+++ Materials provided +++

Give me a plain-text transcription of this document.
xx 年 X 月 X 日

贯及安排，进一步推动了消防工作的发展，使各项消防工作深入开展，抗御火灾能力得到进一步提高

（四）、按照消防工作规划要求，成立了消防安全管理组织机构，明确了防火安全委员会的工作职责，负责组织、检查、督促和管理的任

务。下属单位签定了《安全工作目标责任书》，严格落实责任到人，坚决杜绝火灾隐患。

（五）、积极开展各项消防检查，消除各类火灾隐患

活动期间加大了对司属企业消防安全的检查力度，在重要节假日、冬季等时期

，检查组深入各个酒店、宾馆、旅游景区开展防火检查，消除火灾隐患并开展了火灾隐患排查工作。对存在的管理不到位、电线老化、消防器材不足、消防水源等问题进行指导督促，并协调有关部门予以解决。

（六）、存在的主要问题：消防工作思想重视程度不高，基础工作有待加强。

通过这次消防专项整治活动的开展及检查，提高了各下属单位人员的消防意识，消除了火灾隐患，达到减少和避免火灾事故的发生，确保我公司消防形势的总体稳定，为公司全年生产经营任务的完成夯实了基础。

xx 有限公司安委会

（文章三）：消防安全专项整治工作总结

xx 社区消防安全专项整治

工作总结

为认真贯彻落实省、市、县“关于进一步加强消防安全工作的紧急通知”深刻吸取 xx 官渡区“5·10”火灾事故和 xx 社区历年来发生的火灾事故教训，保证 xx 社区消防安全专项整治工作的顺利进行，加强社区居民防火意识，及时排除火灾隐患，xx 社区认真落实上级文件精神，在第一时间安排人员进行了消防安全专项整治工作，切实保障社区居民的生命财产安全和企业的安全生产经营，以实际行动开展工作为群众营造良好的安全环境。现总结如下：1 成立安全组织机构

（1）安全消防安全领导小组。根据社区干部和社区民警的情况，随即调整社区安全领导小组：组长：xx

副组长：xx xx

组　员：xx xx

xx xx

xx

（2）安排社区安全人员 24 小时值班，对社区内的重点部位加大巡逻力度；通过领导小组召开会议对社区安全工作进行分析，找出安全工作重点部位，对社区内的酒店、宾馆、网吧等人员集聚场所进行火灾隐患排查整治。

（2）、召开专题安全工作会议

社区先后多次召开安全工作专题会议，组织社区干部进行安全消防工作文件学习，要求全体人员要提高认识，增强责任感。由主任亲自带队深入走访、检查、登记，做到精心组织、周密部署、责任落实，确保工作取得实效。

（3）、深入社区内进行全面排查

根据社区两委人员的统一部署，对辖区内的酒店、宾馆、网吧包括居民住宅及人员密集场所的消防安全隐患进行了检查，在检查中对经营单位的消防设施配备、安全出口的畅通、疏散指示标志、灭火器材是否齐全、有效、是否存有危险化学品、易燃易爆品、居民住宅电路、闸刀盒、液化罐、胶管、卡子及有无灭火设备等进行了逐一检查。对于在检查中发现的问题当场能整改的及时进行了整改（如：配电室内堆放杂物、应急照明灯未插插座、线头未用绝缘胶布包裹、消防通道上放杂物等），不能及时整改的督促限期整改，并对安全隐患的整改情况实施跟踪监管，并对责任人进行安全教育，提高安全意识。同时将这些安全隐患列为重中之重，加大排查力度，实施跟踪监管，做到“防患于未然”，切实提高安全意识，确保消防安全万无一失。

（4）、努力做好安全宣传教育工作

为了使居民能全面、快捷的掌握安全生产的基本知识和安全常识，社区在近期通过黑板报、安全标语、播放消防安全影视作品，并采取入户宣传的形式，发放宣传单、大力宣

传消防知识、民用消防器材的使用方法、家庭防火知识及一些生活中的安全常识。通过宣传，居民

+++

Stated exercise:
Your task is to repeat the data exactly; please include every line.

Written solution:
Give me a plain-text transcription of this document.
xx 年 X 月 X 日

贯及安排，进一步推动了消防工作的发展，使各项消防工作深入开展，抗御火灾能力得到进一步提高

（四）、按照消防工作规划要求，成立了消防安全管理组织机构，明确了防火安全委员会的工作职责，负责组织、检查、督促和管理的任

务。下属单位签定了《安全工作目标责任书》，严格落实责任到人，坚决杜绝火灾隐患。

（五）、积极开展各项消防检查，消除各类火灾隐患

活动期间加大了对司属企业消防安全的检查力度，在重要节假日、冬季等时期

，检查组深入各个酒店、宾馆、旅游景区开展防火检查，消除火灾隐患并开展了火灾隐患排查工作。对存在的管理不到位、电线老化、消防器材不足、消防水源等问题进行指导督促，并协调有关部门予以解决。

（六）、存在的主要问题：消防工作思想重视程度不高，基础工作有待加强。

通过这次消防专项整治活动的开展及检查，提高了各下属单位人员的消防意识，消除了火灾隐患，达到减少和避免火灾事故的发生，确保我公司消防形势的总体稳定，为公司全年生产经营任务的完成夯实了基础。

xx 有限公司安委会

（文章三）：消防安全专项整治工作总结

xx 社区消防安全专项整治

工作总结

为认真贯彻落实省、市、县“关于进一步加强消防安全工作的紧急通知”深刻吸取 xx 官渡区“5·10”火灾事故和 xx 社区历年来发生的火灾事故教训，保证 xx 社区消防安全专项整治工作的顺利进行，加强社区居民防火意识，及时排除火灾隐患，xx 社区认真落实上级文件精神，在第一时间安排人员进行了消防安全专项整治工作，切实保障社区居民的生命财产安全和企业的安全生产经营，以实际行动开展工作为群众营造良好的安全环境。现总结如下：1 成立安全组织机构

（1）安全消防安全领导小组。根据社区干部和社区民警的情况，随即调整社区安全领导小组：组长：xx

副组长：xx xx

组　员：xx xx

xx xx

xx

（2）安排社区安全人员 24 小时值班，对社区内的重点部位加大巡逻力度；通过领导小组召开会议对社区安全工作进行分析，找出安全工作重点部位，对社区内的酒店、宾馆、网吧等人员集聚场所进行火灾隐患排查整治。

（2）、召开专题安全工作会议

社区先后多次召开安全工作专题会议，组织社区干部进行安全消防工作文件学习，要求全体人员要提高认识，增强责任感。由主任亲自带队深入走访、检查、登记，做到精心组织、周密部署、责任落实，确保工作取得实效。

（3）、深入社区内进行全面排查

根据社区两委人员的统一部署，对辖区内的酒店、宾馆、网吧包括居民住宅及人员密集场所的消防安全隐患进行了检查，在检查中对经营单位的消防设施配备、安全出口的畅通、疏散指示标志、灭火器材是否齐全、有效、是否存有危险化学品、易燃易爆品、居民住宅电路、闸刀盒、液化罐、胶管、卡子及有无灭火设备等进行了逐一检查。对于在检查中发现的问题当场能整改的及时进行了整改（如：配电室内堆放杂物、应急照明灯未插插座、线头未用绝缘胶布包裹、消防通道上放杂物等），不能及时整改的督促限期整改，并对安全隐患的整改情况实施跟踪监管，并对责任人进行安全教育，提高安全意识。同时将这些安全隐患列为重中之重，加大排查力度，实施跟踪监管，做到“防患于未然”，切实提高安全意识，确保消防安全万无一失。

（4）、努力做好安全宣传教育工作

为了使居民能全面、快捷的掌握安全生产的基本知识和安全常识，社区在近期通过黑板报、安全标语、播放消防安全影视作品，并采取入户宣传的形式，发放宣传单、大力宣

传消防知识、民用消防器材的使用方法、家庭防火知识及一些生活中的安全常识。通过宣传，居民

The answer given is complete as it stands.